Entries shown:
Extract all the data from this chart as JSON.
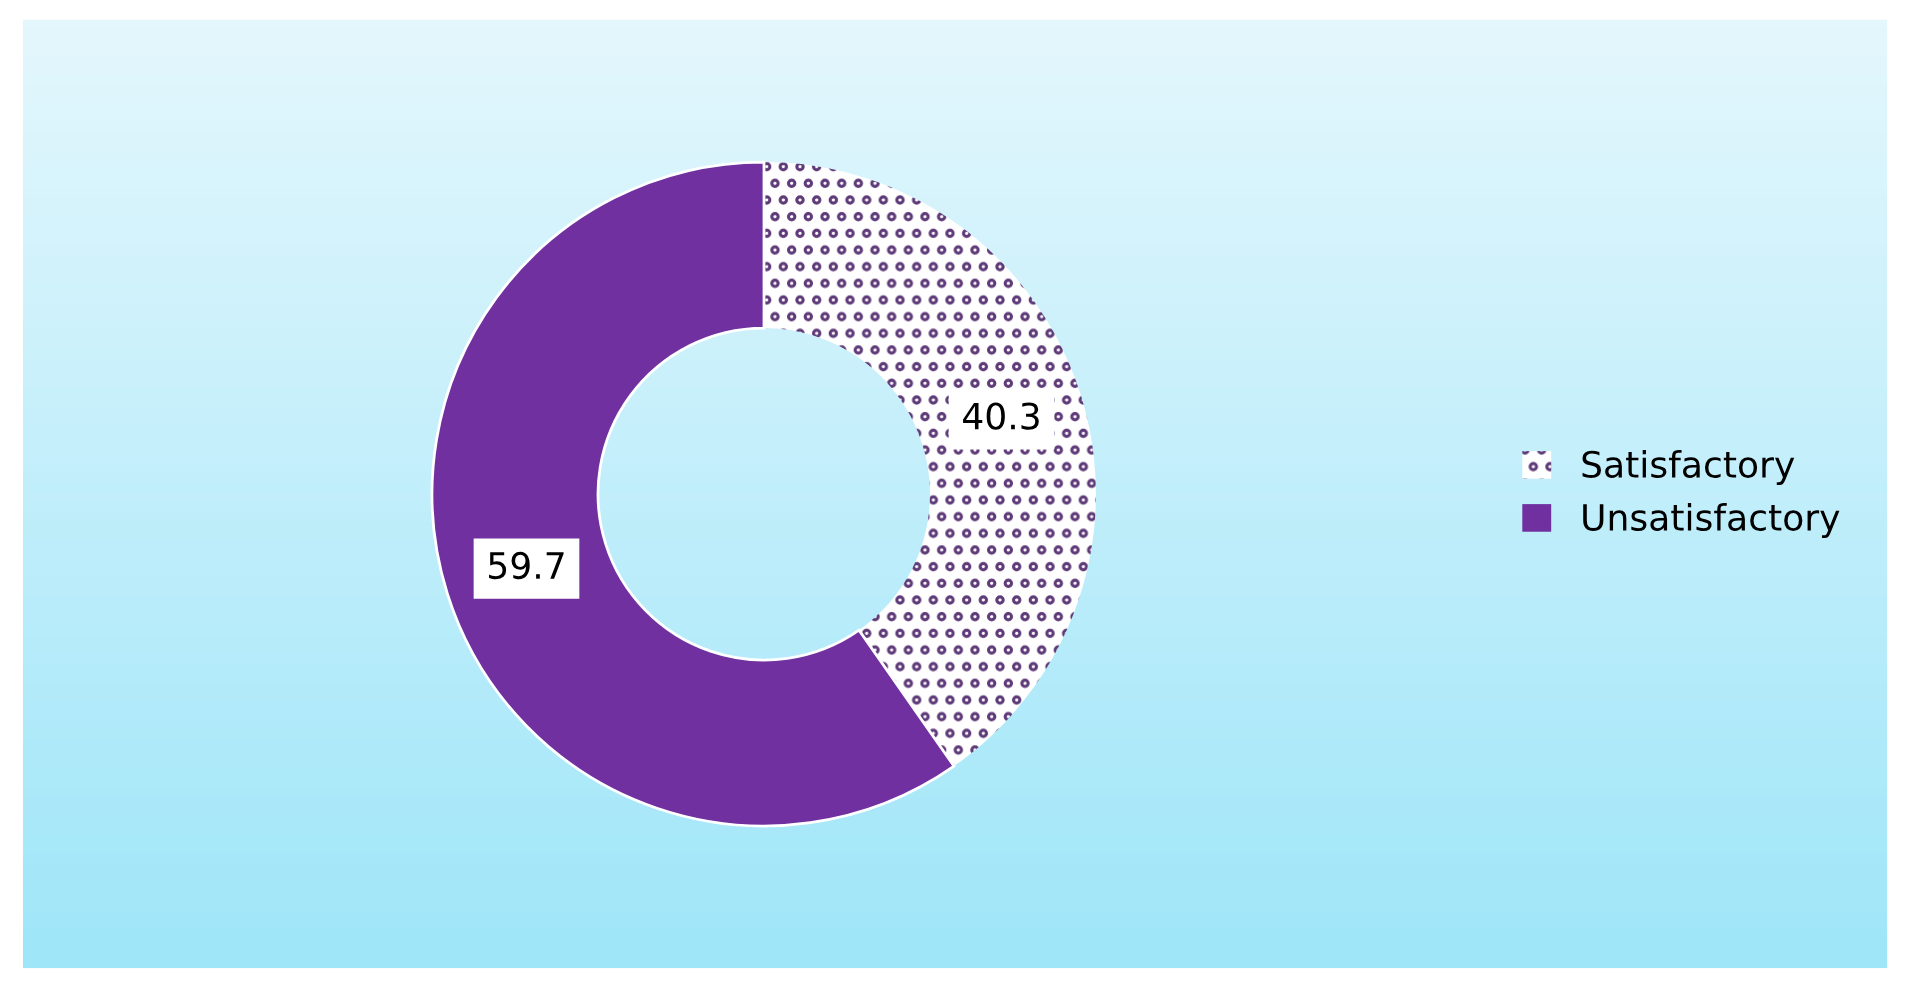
{
  "chart_data": {
    "type": "donut",
    "categories": [
      "Satisfactory",
      "Unsatisfactory"
    ],
    "values": [
      40.3,
      59.7
    ],
    "colors": [
      "#5e3a78",
      "#7030a0"
    ],
    "data_labels": true,
    "legend": "right"
  }
}
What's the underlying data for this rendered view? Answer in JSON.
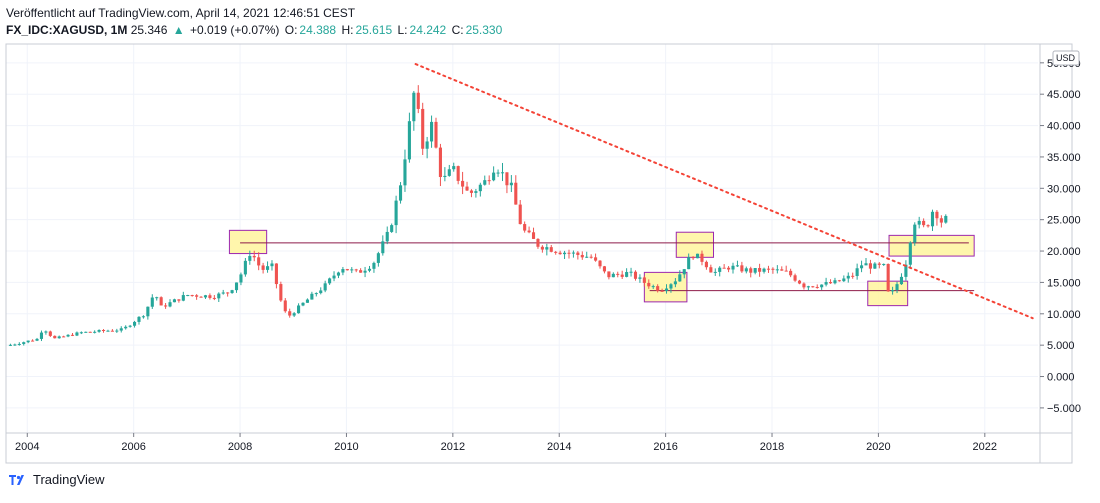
{
  "header": {
    "published": "Veröffentlicht auf TradingView.com, April 14, 2021 12:46:51 CEST",
    "symbol": "FX_IDC:XAGUSD, 1M",
    "last": "25.346",
    "arrow": "▲",
    "change": "+0.019 (+0.07%)",
    "o_label": "O:",
    "o_value": "24.388",
    "h_label": "H:",
    "h_value": "25.615",
    "l_label": "L:",
    "l_value": "24.242",
    "c_label": "C:",
    "c_value": "25.330"
  },
  "footer": {
    "brand": "TradingView"
  },
  "colors": {
    "up": "#26a69a",
    "down": "#ef5350",
    "grid": "#f0f3fa",
    "box_fill": "#fff59d",
    "box_stroke": "#9c27b0",
    "trend": "#f44336",
    "hline": "#8e1b4a"
  },
  "chart_data": {
    "type": "candlestick",
    "title": "FX_IDC:XAGUSD, 1M",
    "currency_label": "USD",
    "x_range": [
      2003.6,
      2023.0
    ],
    "y_range": [
      -9.0,
      53.0
    ],
    "x_ticks": [
      2004,
      2006,
      2008,
      2010,
      2012,
      2014,
      2016,
      2018,
      2020,
      2022
    ],
    "y_ticks": [
      -5,
      0,
      5,
      10,
      15,
      20,
      25,
      30,
      35,
      40,
      45,
      50
    ],
    "y_tick_labels": [
      "−5.000",
      "0.000",
      "5.000",
      "10.000",
      "15.000",
      "20.000",
      "25.000",
      "30.000",
      "35.000",
      "40.000",
      "45.000",
      "50.000"
    ],
    "price_path": [
      [
        2003.6,
        4.9
      ],
      [
        2004.2,
        6.0
      ],
      [
        2004.3,
        7.8
      ],
      [
        2004.5,
        6.0
      ],
      [
        2005.0,
        7.0
      ],
      [
        2005.8,
        7.5
      ],
      [
        2006.2,
        10.0
      ],
      [
        2006.4,
        13.5
      ],
      [
        2006.5,
        11.0
      ],
      [
        2007.0,
        13.0
      ],
      [
        2007.5,
        12.8
      ],
      [
        2007.8,
        13.5
      ],
      [
        2008.0,
        16.0
      ],
      [
        2008.2,
        20.0
      ],
      [
        2008.4,
        17.0
      ],
      [
        2008.6,
        17.5
      ],
      [
        2008.8,
        11.0
      ],
      [
        2008.9,
        9.5
      ],
      [
        2009.3,
        12.5
      ],
      [
        2009.6,
        14.5
      ],
      [
        2009.9,
        17.5
      ],
      [
        2010.2,
        16.5
      ],
      [
        2010.5,
        18.0
      ],
      [
        2010.8,
        23.0
      ],
      [
        2011.0,
        30.0
      ],
      [
        2011.15,
        38.0
      ],
      [
        2011.3,
        47.0
      ],
      [
        2011.4,
        36.0
      ],
      [
        2011.6,
        40.0
      ],
      [
        2011.8,
        31.0
      ],
      [
        2012.0,
        33.0
      ],
      [
        2012.3,
        29.0
      ],
      [
        2012.6,
        31.0
      ],
      [
        2012.8,
        34.0
      ],
      [
        2013.1,
        30.0
      ],
      [
        2013.3,
        23.5
      ],
      [
        2013.6,
        21.0
      ],
      [
        2014.0,
        20.0
      ],
      [
        2014.3,
        19.5
      ],
      [
        2014.6,
        19.0
      ],
      [
        2014.9,
        16.0
      ],
      [
        2015.3,
        16.5
      ],
      [
        2015.6,
        15.0
      ],
      [
        2015.9,
        13.8
      ],
      [
        2016.2,
        15.5
      ],
      [
        2016.5,
        19.5
      ],
      [
        2016.7,
        18.5
      ],
      [
        2016.9,
        16.5
      ],
      [
        2017.2,
        17.5
      ],
      [
        2017.6,
        16.8
      ],
      [
        2018.0,
        17.0
      ],
      [
        2018.3,
        16.5
      ],
      [
        2018.6,
        14.5
      ],
      [
        2018.9,
        14.6
      ],
      [
        2019.2,
        15.0
      ],
      [
        2019.5,
        16.0
      ],
      [
        2019.7,
        18.0
      ],
      [
        2019.9,
        17.5
      ],
      [
        2020.1,
        17.5
      ],
      [
        2020.2,
        12.5
      ],
      [
        2020.4,
        15.5
      ],
      [
        2020.55,
        19.0
      ],
      [
        2020.65,
        25.0
      ],
      [
        2020.8,
        24.0
      ],
      [
        2020.9,
        23.5
      ],
      [
        2021.0,
        26.5
      ],
      [
        2021.1,
        26.0
      ],
      [
        2021.2,
        24.5
      ],
      [
        2021.3,
        25.3
      ]
    ],
    "annotations": {
      "trendline": {
        "from": [
          2011.3,
          49.8
        ],
        "to": [
          2022.9,
          9.3
        ],
        "style": "dotted"
      },
      "hlines": [
        {
          "from": 2008.0,
          "to": 2021.7,
          "value": 21.3
        },
        {
          "from": 2015.7,
          "to": 2021.8,
          "value": 13.7
        }
      ],
      "boxes": [
        {
          "x": [
            2007.8,
            2008.5
          ],
          "y": [
            19.6,
            23.3
          ]
        },
        {
          "x": [
            2015.6,
            2016.4
          ],
          "y": [
            11.9,
            16.6
          ]
        },
        {
          "x": [
            2016.2,
            2016.9
          ],
          "y": [
            19.0,
            23.0
          ]
        },
        {
          "x": [
            2019.8,
            2020.55
          ],
          "y": [
            11.3,
            15.2
          ]
        },
        {
          "x": [
            2020.2,
            2021.8
          ],
          "y": [
            19.2,
            22.5
          ]
        }
      ]
    }
  }
}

Prompt:
Using the records above, gather all lines where the string "TradingView" is present.

Correct result:
    "published": "Veröffentlicht auf TradingView.com, April 14, 2021 12:46:51 CEST",
    "brand": "TradingView"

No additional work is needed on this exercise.